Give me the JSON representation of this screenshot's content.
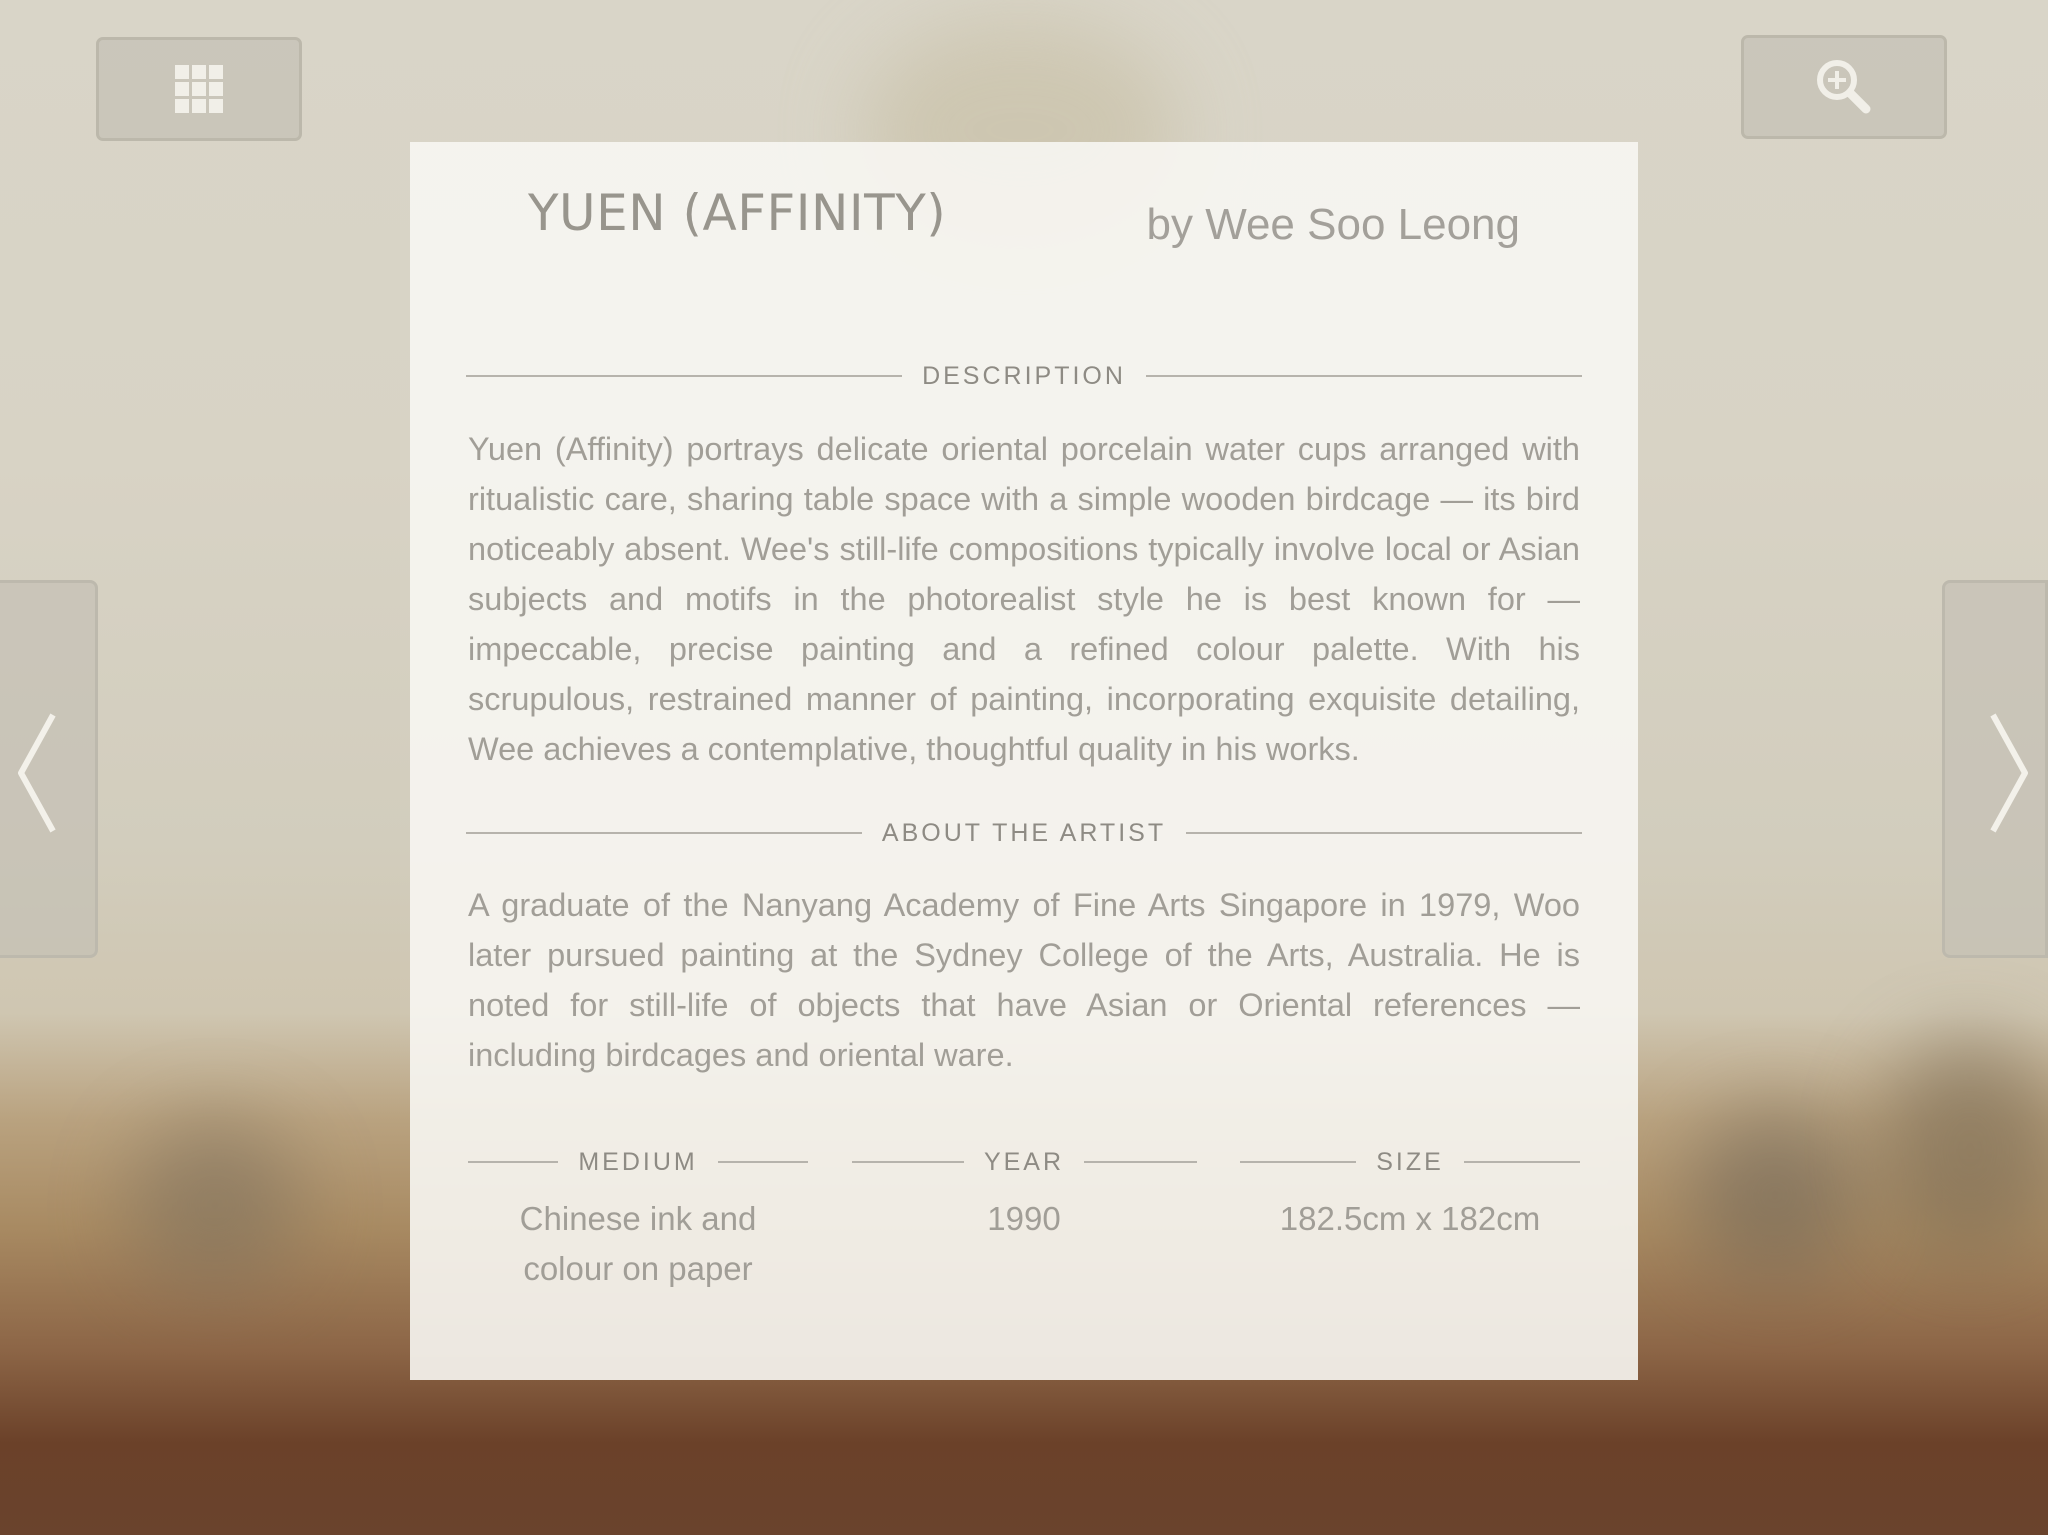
{
  "toolbar": {
    "grid_icon": "grid-icon",
    "zoom_icon": "zoom-in-icon"
  },
  "navigation": {
    "prev_icon": "chevron-left-icon",
    "next_icon": "chevron-right-icon"
  },
  "artwork": {
    "title": "YUEN (AFFINITY)",
    "artist": "by Wee Soo Leong",
    "description_heading": "DESCRIPTION",
    "description": "Yuen (Affinity) portrays delicate oriental porcelain water cups arranged with ritualistic care, sharing table space with a simple wooden birdcage — its bird noticeably absent. Wee's still-life compositions typically involve local or Asian subjects and motifs in the photorealist style he is best known for — impeccable, precise painting and a refined colour palette. With his scrupulous, restrained manner of painting, incorporating exquisite detailing, Wee achieves a contemplative, thoughtful quality in his works.",
    "about_heading": "ABOUT THE ARTIST",
    "about": "A graduate of the Nanyang Academy of Fine Arts Singapore in 1979, Woo later pursued painting at the Sydney College of the Arts, Australia. He is noted for still-life of objects that have Asian or Oriental references — including birdcages and oriental ware.",
    "medium_label": "MEDIUM",
    "medium": "Chinese ink and colour on paper",
    "year_label": "YEAR",
    "year": "1990",
    "size_label": "SIZE",
    "size": "182.5cm x 182cm"
  },
  "colors": {
    "panel_background": "#f7f6f2",
    "text": "#a19e97",
    "rule": "#b6b3ac",
    "button_border": "#bcb8ab"
  }
}
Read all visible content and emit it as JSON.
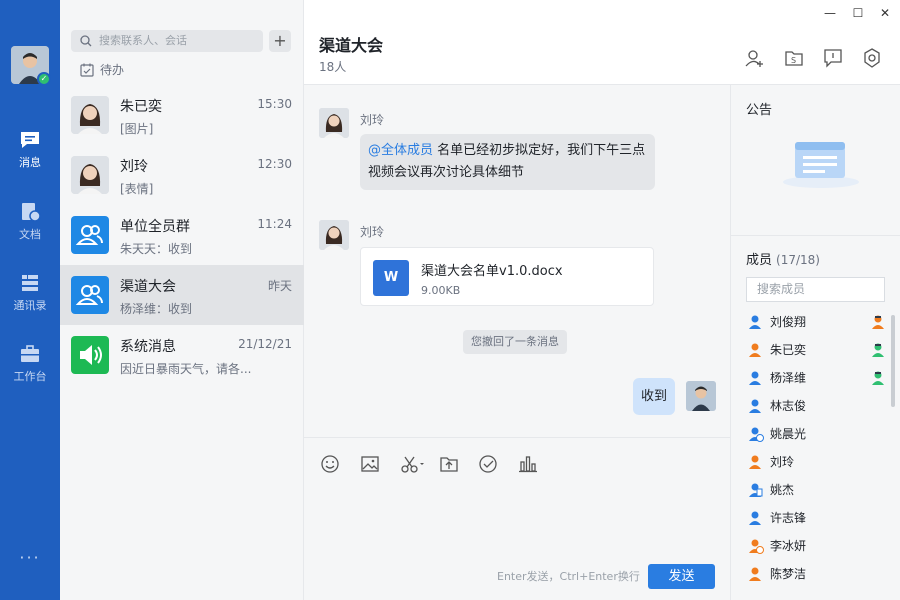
{
  "nav": {
    "items": [
      {
        "label": "消息"
      },
      {
        "label": "文档"
      },
      {
        "label": "通讯录"
      },
      {
        "label": "工作台"
      }
    ],
    "more": "···"
  },
  "list": {
    "search_placeholder": "搜索联系人、会话",
    "add": "+",
    "todo": "待办",
    "conversations": [
      {
        "name": "朱已奕",
        "time": "15:30",
        "msg": "[图片]"
      },
      {
        "name": "刘玲",
        "time": "12:30",
        "msg": "[表情]"
      },
      {
        "name": "单位全员群",
        "time": "11:24",
        "msg": "朱天天：收到"
      },
      {
        "name": "渠道大会",
        "time": "昨天",
        "msg": "杨泽维：收到"
      },
      {
        "name": "系统消息",
        "time": "21/12/21",
        "msg": "因近日暴雨天气，请各..."
      }
    ]
  },
  "chat": {
    "title": "渠道大会",
    "count": "18人",
    "window": {
      "min": "—",
      "max": "☐",
      "close": "✕"
    },
    "messages": [
      {
        "sender": "刘玲",
        "mention": "@全体成员",
        "text_line1": " 名单已经初步拟定好，我们下午三点",
        "text_line2": "视频会议再次讨论具体细节"
      },
      {
        "sender": "刘玲",
        "file_name": "渠道大会名单v1.0.docx",
        "file_size": "9.00KB",
        "file_icon": "W"
      }
    ],
    "recall": "您撤回了一条消息",
    "my_message": "收到"
  },
  "composer": {
    "hint": "Enter发送，Ctrl+Enter换行",
    "send": "发送"
  },
  "side": {
    "notice_title": "公告",
    "members_title": "成员",
    "members_count": "(17/18)",
    "members_search": "搜索成员",
    "members": [
      {
        "name": "刘俊翔",
        "color": "#2a7de1"
      },
      {
        "name": "朱已奕",
        "color": "#f07c1e"
      },
      {
        "name": "杨泽维",
        "color": "#2a7de1"
      },
      {
        "name": "林志俊",
        "color": "#2a7de1"
      },
      {
        "name": "姚晨光",
        "color": "#2a7de1"
      },
      {
        "name": "刘玲",
        "color": "#f07c1e"
      },
      {
        "name": "姚杰",
        "color": "#2a7de1"
      },
      {
        "name": "许志锋",
        "color": "#2a7de1"
      },
      {
        "name": "李冰妍",
        "color": "#f07c1e"
      },
      {
        "name": "陈梦洁",
        "color": "#f07c1e"
      }
    ]
  },
  "colors": {
    "accent": "#2a7de1",
    "nav": "#1f5fbf",
    "system": "#1db954"
  }
}
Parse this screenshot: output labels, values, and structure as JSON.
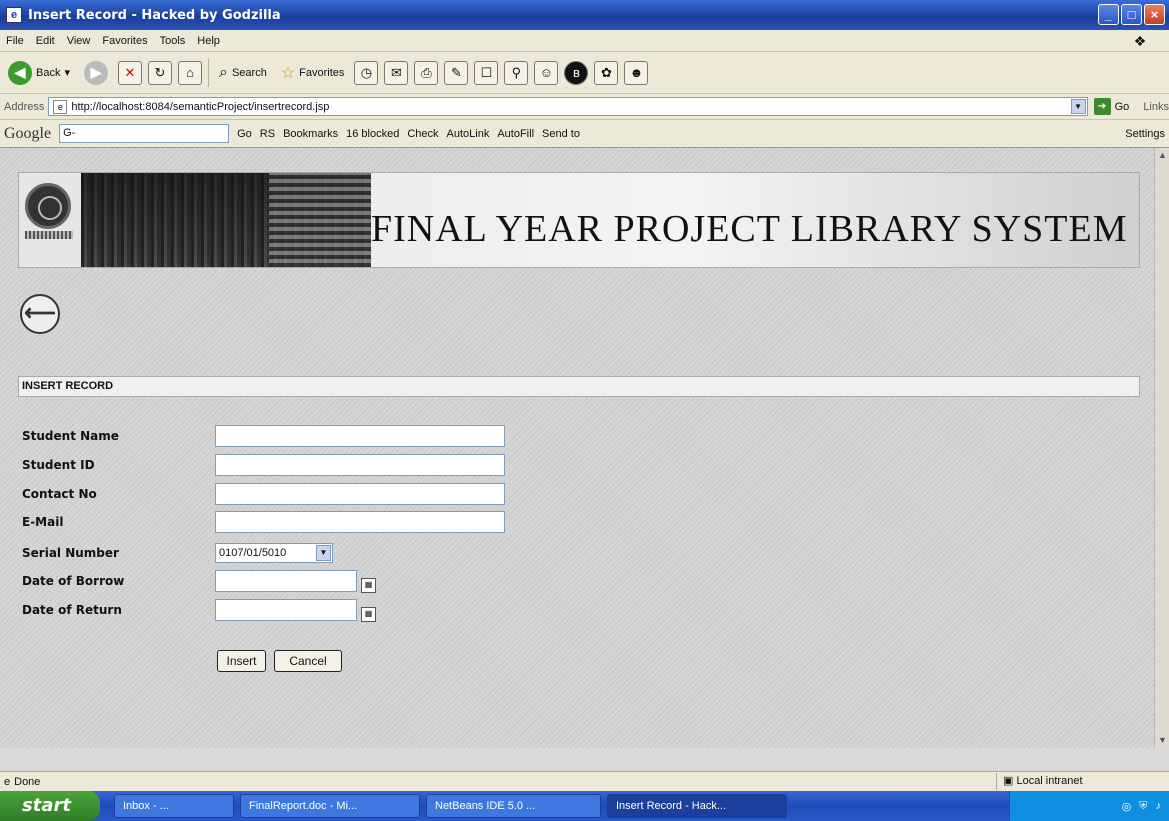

···

_Problem to work on:_
Copy each line of the records above that carries the word "chevron".

_Task response:_
    "prev_icon": "chevron-left-icon",
    "next_icon": "chevron-right-icon"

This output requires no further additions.